**RAW DATA**
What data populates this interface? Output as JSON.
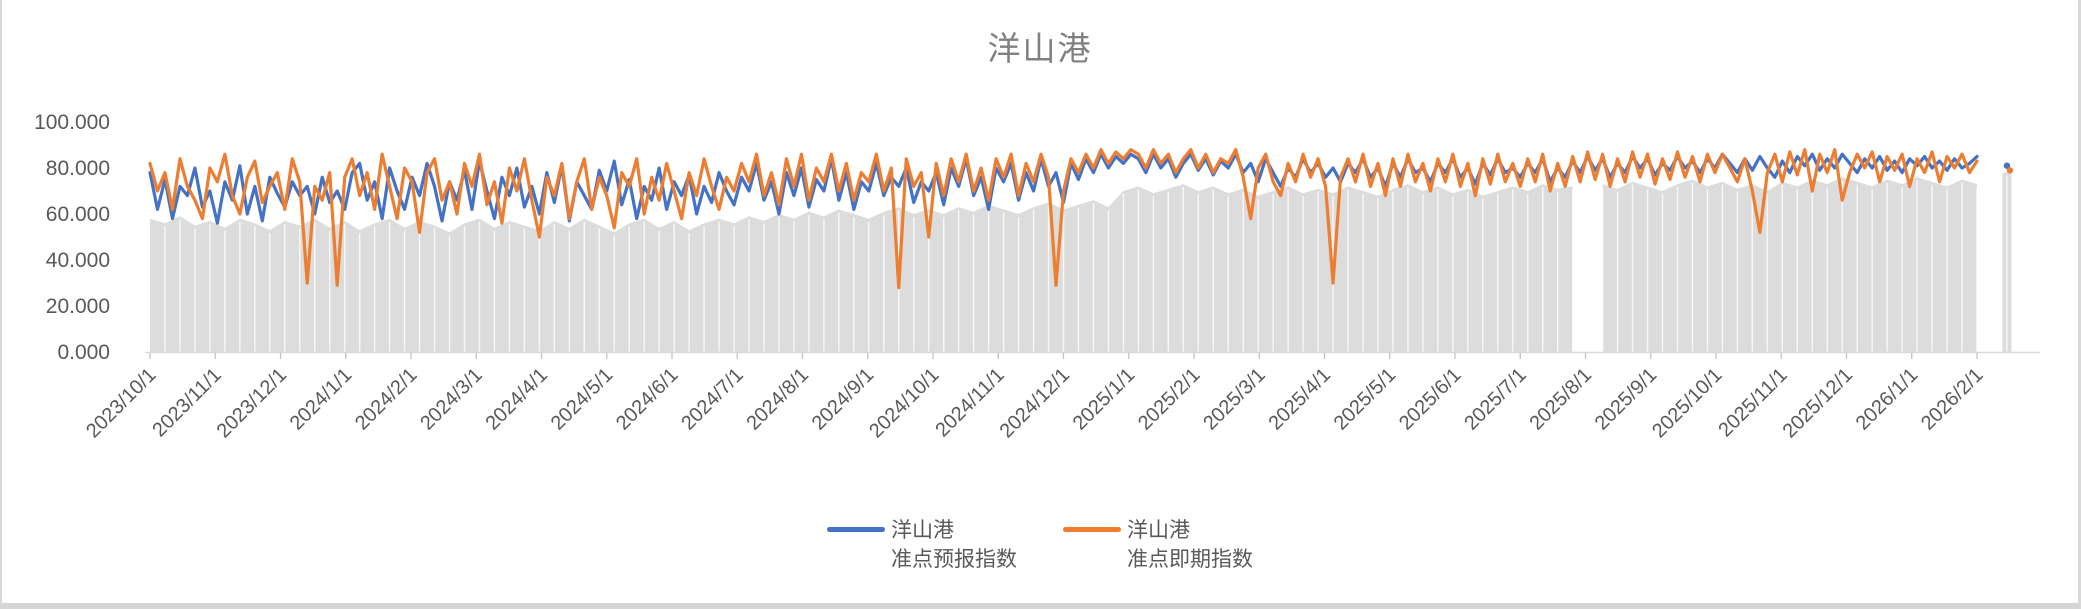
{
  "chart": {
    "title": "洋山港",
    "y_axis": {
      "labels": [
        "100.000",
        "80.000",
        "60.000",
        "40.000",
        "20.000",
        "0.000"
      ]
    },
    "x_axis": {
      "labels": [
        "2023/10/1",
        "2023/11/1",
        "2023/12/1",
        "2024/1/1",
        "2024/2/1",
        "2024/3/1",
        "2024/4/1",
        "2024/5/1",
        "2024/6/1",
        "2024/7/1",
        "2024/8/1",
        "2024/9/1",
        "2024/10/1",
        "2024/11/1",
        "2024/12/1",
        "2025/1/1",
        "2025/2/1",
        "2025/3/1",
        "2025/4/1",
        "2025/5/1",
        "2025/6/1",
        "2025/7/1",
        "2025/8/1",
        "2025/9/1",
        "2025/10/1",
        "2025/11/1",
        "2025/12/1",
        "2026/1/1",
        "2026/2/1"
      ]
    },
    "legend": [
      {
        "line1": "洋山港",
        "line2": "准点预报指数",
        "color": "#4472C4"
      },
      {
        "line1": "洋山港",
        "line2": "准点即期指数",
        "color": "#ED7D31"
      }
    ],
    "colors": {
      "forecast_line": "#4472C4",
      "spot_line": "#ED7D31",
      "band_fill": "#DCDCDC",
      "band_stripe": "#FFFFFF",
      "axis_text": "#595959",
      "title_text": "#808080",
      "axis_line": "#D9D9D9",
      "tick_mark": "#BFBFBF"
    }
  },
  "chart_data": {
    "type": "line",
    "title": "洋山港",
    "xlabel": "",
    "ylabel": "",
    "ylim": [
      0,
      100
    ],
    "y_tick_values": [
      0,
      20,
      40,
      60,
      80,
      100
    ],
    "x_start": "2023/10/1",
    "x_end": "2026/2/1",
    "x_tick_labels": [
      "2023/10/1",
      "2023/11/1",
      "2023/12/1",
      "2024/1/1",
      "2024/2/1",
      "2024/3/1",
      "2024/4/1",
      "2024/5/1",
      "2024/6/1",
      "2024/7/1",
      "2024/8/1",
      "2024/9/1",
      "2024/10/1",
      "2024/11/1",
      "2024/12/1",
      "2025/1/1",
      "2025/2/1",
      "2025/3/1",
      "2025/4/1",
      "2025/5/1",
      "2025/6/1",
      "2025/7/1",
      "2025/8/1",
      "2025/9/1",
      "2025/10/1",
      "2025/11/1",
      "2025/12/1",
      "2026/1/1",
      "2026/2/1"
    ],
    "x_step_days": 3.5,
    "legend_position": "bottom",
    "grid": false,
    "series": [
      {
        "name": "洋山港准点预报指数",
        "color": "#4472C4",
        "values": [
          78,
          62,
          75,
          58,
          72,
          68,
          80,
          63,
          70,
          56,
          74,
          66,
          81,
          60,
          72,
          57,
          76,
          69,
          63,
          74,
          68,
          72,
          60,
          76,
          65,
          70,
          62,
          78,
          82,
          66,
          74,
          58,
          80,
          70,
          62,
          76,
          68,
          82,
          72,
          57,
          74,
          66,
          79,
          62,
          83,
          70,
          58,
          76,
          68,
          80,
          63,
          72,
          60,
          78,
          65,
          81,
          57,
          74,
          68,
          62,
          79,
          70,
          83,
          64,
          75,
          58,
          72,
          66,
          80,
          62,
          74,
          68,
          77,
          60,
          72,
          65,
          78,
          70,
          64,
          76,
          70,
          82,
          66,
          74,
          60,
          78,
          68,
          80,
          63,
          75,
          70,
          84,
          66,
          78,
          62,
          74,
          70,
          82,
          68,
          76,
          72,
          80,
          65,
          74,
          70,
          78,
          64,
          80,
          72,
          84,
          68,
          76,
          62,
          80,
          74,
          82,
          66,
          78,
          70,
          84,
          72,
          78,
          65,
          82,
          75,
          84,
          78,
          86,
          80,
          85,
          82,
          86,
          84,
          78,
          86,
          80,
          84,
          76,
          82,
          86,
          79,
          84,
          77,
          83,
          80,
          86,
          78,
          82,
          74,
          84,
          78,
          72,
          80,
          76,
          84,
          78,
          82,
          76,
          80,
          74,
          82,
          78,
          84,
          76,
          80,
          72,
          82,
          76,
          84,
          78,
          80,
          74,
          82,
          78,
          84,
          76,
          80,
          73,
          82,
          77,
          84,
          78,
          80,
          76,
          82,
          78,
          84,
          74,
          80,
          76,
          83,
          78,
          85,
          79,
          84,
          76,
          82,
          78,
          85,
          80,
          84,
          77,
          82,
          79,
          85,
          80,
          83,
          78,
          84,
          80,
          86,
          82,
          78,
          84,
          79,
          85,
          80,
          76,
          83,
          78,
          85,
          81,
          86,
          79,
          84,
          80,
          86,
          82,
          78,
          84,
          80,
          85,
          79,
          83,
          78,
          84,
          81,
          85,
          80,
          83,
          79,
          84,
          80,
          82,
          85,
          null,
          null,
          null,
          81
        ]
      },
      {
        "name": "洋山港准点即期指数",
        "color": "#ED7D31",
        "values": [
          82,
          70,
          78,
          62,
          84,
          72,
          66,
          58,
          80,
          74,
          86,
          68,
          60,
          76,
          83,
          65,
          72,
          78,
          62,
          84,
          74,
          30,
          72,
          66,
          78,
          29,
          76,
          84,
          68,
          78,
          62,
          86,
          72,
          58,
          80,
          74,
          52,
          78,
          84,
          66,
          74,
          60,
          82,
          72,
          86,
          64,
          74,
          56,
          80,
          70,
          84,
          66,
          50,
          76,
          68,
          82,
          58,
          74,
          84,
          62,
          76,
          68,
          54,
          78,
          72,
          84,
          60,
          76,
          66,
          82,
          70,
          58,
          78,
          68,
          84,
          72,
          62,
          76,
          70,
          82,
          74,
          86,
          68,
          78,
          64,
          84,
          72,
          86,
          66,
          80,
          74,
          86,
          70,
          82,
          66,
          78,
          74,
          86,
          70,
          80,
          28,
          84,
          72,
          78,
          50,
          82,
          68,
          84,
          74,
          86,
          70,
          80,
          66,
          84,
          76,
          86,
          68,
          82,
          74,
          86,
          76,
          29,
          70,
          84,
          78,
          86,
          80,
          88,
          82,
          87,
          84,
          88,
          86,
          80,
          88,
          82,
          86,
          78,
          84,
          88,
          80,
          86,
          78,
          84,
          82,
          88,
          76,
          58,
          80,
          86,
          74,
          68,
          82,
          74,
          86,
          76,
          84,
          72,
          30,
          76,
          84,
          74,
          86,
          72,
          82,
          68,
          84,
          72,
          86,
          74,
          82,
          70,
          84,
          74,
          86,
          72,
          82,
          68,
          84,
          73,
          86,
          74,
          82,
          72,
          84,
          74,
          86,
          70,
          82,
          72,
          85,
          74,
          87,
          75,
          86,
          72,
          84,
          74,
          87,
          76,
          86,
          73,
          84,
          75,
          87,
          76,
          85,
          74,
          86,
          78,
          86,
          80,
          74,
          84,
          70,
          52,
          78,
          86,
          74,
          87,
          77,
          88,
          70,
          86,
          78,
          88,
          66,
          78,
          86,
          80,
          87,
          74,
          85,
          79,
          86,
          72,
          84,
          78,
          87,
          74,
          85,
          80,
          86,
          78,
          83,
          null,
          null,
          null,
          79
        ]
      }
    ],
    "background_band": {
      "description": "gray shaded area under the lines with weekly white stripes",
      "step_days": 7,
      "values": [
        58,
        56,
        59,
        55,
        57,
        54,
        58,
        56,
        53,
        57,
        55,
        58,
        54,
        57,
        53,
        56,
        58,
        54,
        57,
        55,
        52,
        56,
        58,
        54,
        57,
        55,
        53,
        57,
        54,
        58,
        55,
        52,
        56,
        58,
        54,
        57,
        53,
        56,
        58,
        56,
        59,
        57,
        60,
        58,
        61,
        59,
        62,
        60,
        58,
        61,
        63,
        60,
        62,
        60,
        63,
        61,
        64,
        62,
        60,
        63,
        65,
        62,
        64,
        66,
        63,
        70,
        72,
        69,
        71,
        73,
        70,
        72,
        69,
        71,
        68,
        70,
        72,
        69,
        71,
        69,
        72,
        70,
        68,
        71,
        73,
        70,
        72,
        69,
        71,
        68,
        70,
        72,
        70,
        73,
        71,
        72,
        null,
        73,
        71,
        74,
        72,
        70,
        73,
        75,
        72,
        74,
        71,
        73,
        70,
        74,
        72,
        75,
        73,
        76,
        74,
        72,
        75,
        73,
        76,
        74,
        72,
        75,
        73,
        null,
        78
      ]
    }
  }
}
...
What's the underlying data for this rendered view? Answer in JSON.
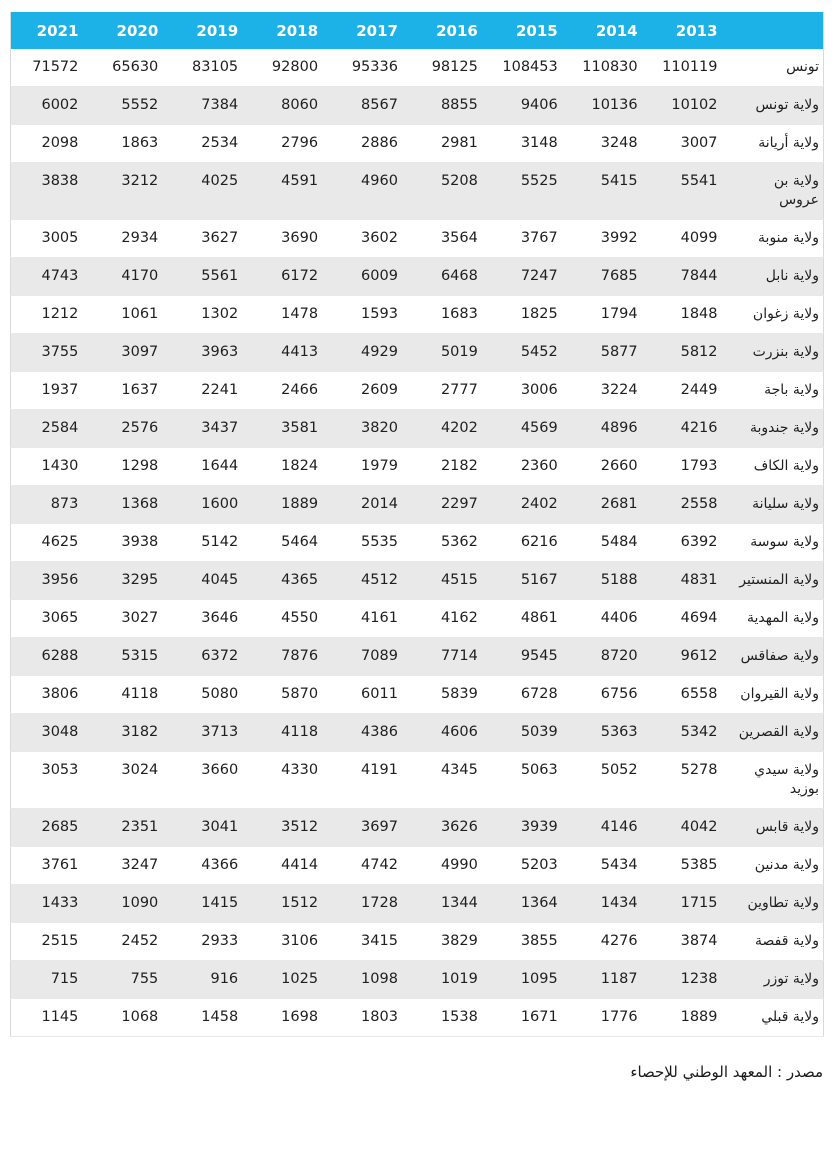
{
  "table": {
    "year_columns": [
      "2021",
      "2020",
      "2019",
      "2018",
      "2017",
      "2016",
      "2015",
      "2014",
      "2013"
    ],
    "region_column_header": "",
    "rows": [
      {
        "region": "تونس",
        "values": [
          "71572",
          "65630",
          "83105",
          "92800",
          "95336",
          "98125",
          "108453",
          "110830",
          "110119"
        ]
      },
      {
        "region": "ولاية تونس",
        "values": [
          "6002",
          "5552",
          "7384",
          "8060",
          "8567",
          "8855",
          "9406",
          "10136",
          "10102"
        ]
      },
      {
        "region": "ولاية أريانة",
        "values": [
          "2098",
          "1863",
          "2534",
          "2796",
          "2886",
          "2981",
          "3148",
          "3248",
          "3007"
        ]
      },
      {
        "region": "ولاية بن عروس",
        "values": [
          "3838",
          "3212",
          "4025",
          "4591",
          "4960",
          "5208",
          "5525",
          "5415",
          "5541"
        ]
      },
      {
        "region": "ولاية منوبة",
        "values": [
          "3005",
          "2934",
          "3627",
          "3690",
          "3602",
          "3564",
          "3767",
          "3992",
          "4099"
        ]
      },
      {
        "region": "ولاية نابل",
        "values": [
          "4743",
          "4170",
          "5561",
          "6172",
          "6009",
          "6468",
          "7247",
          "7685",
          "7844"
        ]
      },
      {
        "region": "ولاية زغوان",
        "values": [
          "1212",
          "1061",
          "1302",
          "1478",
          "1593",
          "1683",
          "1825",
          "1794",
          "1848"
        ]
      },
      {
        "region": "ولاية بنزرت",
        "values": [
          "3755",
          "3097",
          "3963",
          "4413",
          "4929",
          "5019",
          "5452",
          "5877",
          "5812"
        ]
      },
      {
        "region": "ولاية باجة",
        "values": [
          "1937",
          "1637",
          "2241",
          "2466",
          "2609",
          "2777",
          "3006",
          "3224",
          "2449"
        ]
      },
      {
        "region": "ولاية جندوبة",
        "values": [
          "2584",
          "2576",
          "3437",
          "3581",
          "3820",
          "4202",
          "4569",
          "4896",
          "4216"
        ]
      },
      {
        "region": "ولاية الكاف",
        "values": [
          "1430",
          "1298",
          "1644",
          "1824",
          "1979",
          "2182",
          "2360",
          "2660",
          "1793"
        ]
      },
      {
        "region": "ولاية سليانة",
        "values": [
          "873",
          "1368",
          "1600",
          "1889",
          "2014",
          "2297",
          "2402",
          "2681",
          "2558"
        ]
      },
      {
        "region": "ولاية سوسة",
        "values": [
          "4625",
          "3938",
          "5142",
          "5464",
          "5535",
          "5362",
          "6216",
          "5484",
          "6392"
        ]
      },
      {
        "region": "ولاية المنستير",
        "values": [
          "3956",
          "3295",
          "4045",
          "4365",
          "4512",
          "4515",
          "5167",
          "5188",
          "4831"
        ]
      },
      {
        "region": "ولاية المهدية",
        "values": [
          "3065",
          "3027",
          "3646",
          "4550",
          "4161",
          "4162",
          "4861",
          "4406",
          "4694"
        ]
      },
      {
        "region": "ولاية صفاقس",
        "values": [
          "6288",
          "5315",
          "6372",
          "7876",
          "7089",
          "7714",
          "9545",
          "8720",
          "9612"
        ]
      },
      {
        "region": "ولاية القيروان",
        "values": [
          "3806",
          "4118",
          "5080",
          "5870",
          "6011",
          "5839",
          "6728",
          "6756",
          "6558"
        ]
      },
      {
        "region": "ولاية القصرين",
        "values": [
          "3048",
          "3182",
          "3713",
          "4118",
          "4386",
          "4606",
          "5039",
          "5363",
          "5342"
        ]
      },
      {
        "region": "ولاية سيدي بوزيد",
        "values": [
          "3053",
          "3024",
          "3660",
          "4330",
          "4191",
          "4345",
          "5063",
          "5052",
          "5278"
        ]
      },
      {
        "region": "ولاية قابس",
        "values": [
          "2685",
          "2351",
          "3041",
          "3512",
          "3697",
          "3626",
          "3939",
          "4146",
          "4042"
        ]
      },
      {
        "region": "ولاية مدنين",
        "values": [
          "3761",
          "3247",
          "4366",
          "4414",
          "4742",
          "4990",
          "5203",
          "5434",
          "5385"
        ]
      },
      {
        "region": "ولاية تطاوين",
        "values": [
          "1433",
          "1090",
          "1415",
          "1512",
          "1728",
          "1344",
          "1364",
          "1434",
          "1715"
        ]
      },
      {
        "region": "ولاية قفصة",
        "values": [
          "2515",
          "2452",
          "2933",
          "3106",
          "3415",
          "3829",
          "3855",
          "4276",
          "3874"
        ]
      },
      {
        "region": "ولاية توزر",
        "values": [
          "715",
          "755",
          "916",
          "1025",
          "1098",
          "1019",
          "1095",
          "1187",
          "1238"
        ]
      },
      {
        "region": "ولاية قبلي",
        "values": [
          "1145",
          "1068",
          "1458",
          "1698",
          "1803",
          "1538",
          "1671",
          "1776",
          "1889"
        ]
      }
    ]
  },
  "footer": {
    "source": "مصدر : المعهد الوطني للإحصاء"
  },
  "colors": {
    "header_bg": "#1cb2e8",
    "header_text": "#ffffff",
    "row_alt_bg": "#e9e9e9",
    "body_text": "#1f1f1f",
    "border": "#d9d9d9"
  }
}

**GIVEN PROBLEM**
Pull out and copy each line containing the string "this".

**RESPONSE**
What data populates this interface? Output as JSON.
What's the underlying data for this rendered view? Answer in JSON.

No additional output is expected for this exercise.